── 原文
説明

印刷制御装置および印刷装置

【課題】ラスタライズされて出力待ちキューに登録済みの印刷ジョブに係る印刷条件を端末装置から変更でき、かつその変更可能な期間を端末装置側のユーザが認識可能な印刷装置を提供する。
【解決手段】複合機10は受信した印刷ジョブに係るラスタライズを行った後に該印刷ジョブを出力待ちキュー51に登録し、該印刷ジョブの印刷条件を変更可能な期間の開始を示す開始通知43を端末装置30に送信する。端末装置30から印刷条件の変更要求44を受信すると、変更後の印刷条件に従って再ラスタライズし、出力待ちキュー内の登録順位を変えずに変更前の印刷ジョブを変更後の印刷ジョブに置き換える。印刷開始時にはその印刷ジョブに係る印刷条件の変更可能期間の終了通知45を端末装置30に送信する。端末装置30では開始通知から終了通知までの間その印刷ジョブに対する印刷条件の設定変更が可能になる。
────
[課題 1]:
エントリの先頭から「curve-c-line [18, 142, 523, 438]」を含む行までを、両端の行も含めて一字一句違えずに打ち直してください。
── 入力データ
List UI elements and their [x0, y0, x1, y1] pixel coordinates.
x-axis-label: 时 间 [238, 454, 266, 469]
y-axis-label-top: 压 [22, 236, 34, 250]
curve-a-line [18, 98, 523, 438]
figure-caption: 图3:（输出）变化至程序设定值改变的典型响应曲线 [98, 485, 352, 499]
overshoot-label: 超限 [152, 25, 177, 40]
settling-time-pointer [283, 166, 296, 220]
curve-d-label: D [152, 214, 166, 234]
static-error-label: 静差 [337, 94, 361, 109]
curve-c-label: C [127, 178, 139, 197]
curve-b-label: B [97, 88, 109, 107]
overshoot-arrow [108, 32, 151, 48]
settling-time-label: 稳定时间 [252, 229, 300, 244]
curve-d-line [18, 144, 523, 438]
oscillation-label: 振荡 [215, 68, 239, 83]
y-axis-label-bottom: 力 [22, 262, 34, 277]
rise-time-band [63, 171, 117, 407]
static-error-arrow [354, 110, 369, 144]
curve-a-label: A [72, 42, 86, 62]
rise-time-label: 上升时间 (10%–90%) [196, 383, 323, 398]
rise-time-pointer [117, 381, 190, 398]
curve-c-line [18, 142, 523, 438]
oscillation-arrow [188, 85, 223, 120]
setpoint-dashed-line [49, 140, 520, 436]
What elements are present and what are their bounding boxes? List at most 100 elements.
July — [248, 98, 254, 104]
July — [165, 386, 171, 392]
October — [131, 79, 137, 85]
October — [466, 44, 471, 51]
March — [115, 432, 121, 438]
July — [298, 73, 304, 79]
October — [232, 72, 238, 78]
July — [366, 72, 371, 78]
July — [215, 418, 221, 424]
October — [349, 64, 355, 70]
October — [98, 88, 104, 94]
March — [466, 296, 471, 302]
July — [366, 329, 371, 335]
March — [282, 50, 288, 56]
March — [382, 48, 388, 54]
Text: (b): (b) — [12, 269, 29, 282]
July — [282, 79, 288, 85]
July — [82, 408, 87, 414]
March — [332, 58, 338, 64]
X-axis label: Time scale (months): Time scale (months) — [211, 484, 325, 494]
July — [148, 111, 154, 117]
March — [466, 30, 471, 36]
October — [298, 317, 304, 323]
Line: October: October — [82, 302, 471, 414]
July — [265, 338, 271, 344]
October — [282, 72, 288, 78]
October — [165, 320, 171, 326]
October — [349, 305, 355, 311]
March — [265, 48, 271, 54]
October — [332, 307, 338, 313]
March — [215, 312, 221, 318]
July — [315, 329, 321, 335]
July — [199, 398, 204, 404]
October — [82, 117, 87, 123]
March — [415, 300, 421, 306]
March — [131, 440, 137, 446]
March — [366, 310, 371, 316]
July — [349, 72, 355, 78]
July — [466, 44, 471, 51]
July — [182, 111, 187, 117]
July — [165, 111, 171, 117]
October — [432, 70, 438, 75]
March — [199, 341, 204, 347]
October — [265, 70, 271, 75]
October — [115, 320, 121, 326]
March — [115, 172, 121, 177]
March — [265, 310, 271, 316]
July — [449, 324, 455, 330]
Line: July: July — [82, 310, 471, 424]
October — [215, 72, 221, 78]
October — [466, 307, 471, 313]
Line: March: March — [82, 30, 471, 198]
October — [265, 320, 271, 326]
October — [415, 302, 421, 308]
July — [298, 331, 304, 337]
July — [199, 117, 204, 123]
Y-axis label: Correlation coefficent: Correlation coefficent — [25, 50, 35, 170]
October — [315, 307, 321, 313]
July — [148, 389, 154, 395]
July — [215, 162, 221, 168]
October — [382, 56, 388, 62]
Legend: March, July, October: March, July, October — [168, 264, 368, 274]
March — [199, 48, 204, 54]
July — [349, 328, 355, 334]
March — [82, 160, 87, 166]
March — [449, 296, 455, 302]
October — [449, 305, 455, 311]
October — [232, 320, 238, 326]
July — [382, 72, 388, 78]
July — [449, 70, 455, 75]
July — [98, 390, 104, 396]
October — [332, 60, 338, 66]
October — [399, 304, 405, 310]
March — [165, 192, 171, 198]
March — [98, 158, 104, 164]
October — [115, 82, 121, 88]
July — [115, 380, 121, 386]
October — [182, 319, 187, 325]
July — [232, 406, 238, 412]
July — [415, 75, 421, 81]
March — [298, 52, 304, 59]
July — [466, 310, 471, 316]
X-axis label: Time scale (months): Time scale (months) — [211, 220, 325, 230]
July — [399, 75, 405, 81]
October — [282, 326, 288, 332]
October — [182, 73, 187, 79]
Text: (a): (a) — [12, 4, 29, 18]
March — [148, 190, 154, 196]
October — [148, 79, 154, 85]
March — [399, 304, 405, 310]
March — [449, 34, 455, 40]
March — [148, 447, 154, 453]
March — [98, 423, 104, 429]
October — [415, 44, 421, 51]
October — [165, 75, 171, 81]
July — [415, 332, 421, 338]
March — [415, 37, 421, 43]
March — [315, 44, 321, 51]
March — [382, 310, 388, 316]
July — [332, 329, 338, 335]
────
[課題 2]:
原文によると、端末装置30で印刷ジョブの印刷条件を設定変更できるのはどの期間か。

[最終結果 1]:
List UI elements and their [x0, y0, x1, y1] pixel coordinates.
x-axis-label: 时 间 [238, 454, 266, 469]
y-axis-label-top: 压 [22, 236, 34, 250]
curve-a-line [18, 98, 523, 438]
figure-caption: 图3:（输出）变化至程序设定值改变的典型响应曲线 [98, 485, 352, 499]
overshoot-label: 超限 [152, 25, 177, 40]
settling-time-pointer [283, 166, 296, 220]
curve-d-label: D [152, 214, 166, 234]
static-error-label: 静差 [337, 94, 361, 109]
curve-c-label: C [127, 178, 139, 197]
curve-b-label: B [97, 88, 109, 107]
overshoot-arrow [108, 32, 151, 48]
settling-time-label: 稳定时间 [252, 229, 300, 244]
curve-d-line [18, 144, 523, 438]
oscillation-label: 振荡 [215, 68, 239, 83]
y-axis-label-bottom: 力 [22, 262, 34, 277]
rise-time-band [63, 171, 117, 407]
static-error-arrow [354, 110, 369, 144]
curve-a-label: A [72, 42, 86, 62]
rise-time-label: 上升时间 (10%–90%) [196, 383, 323, 398]
rise-time-pointer [117, 381, 190, 398]
curve-c-line [18, 142, 523, 438]

[最終結果 2]:
開始通知から終了通知までの間。